Work to do: Write out all the lines again, precisely as they stand, but without the images.

##### Listing #####

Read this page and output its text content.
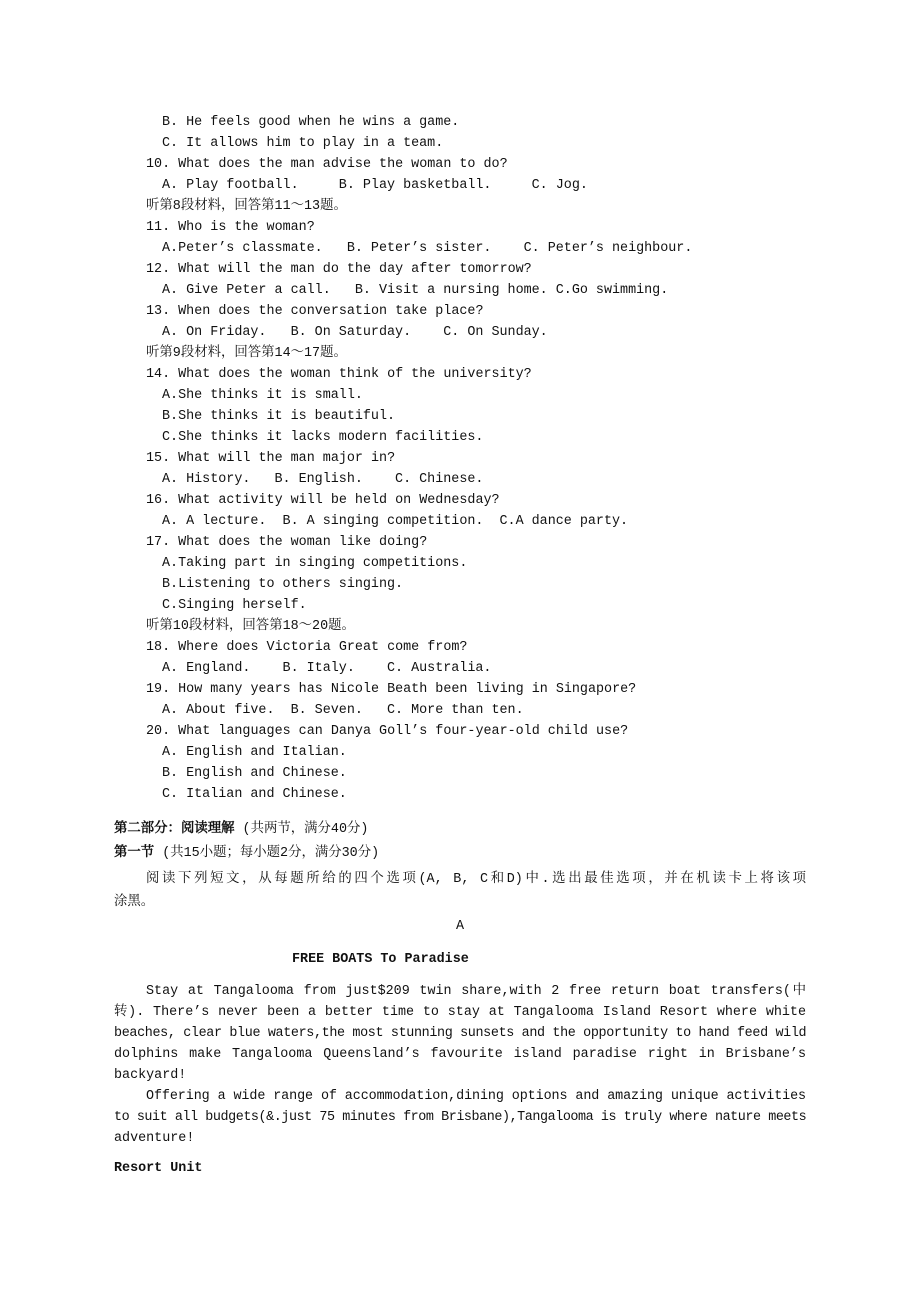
第二部分：阅读理解 (共两节，满分40分)
第一节 (共15小题；每小题2分，满分30分)
阅读下列短文，从每题所给的四个选项(A, B, C和D)中.选出最佳选项，并在机读卡上将该项
涂黑。
A
FREE BOATS To Paradise
Resort Unit
B. He feels good when he wins a game.
C. It allows him to play in a team.
10. What does the man advise the woman to do?
A. Play football.     B. Play basketball.     C. Jog.
听第8段材料，回答第11～13题。
11. Who is the woman?
A.Peter’s classmate.   B. Peter’s sister.    C. Peter’s neighbour.
12. What will the man do the day after tomorrow?
A. Give Peter a call.   B. Visit a nursing home. C.Go swimming.
13. When does the conversation take place?
A. On Friday.   B. On Saturday.    C. On Sunday.
听第9段材料，回答第14～17题。
14. What does the woman think of the university?
A.She thinks it is small.
B.She thinks it is beautiful.
C.She thinks it lacks modern facilities.
15. What will the man major in?
A. History.   B. English.    C. Chinese.
16. What activity will be held on Wednesday?
A. A lecture.  B. A singing competition.  C.A dance party.
17. What does the woman like doing?
A.Taking part in singing competitions.
B.Listening to others singing.
C.Singing herself.
听第10段材料，回答第18～20题。
18. Where does Victoria Great come from?
A. England.    B. Italy.    C. Australia.
19. How many years has Nicole Beath been living in Singapore?
A. About five.  B. Seven.   C. More than ten.
20. What languages can Danya Goll’s four-year-old child use?
A. English and Italian.
B. English and Chinese.
C. Italian and Chinese.
Stay at Tangalooma from just$209 twin share,with 2 free return boat transfers(中
转). There’s never been a better time to stay at Tangalooma Island Resort where white
beaches, clear blue waters,the most stunning sunsets and the opportunity to hand feed wild
dolphins make Tangalooma Queensland’s favourite island paradise right in Brisbane’s
backyard!
Offering a wide range of accommodation,dining options and amazing unique activities
to suit all budgets(&.just 75 minutes from Brisbane),Tangalooma is truly where nature meets
adventure!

#####

Response below:
Read this page and output its text content.
第二部分：阅读理解 (共两节，满分40分)
第一节 (共15小题；每小题2分，满分30分)
阅读下列短文，从每题所给的四个选项(A, B, C和D)中.选出最佳选项，并在机读卡上将该项
涂黑。
A
FREE BOATS To Paradise
Resort Unit
B. He feels good when he wins a game.
C. It allows him to play in a team.
10. What does the man advise the woman to do?
A. Play football.     B. Play basketball.     C. Jog.
听第8段材料，回答第11～13题。
11. Who is the woman?
A.Peter’s classmate.   B. Peter’s sister.    C. Peter’s neighbour.
12. What will the man do the day after tomorrow?
A. Give Peter a call.   B. Visit a nursing home. C.Go swimming.
13. When does the conversation take place?
A. On Friday.   B. On Saturday.    C. On Sunday.
听第9段材料，回答第14～17题。
14. What does the woman think of the university?
A.She thinks it is small.
B.She thinks it is beautiful.
C.She thinks it lacks modern facilities.
15. What will the man major in?
A. History.   B. English.    C. Chinese.
16. What activity will be held on Wednesday?
A. A lecture.  B. A singing competition.  C.A dance party.
17. What does the woman like doing?
A.Taking part in singing competitions.
B.Listening to others singing.
C.Singing herself.
听第10段材料，回答第18～20题。
18. Where does Victoria Great come from?
A. England.    B. Italy.    C. Australia.
19. How many years has Nicole Beath been living in Singapore?
A. About five.  B. Seven.   C. More than ten.
20. What languages can Danya Goll’s four-year-old child use?
A. English and Italian.
B. English and Chinese.
C. Italian and Chinese.
Stay at Tangalooma from just$209 twin share,with 2 free return boat transfers(中
转). There’s never been a better time to stay at Tangalooma Island Resort where white
beaches, clear blue waters,the most stunning sunsets and the opportunity to hand feed wild
dolphins make Tangalooma Queensland’s favourite island paradise right in Brisbane’s
backyard!
Offering a wide range of accommodation,dining options and amazing unique activities
to suit all budgets(&.just 75 minutes from Brisbane),Tangalooma is truly where nature meets
adventure!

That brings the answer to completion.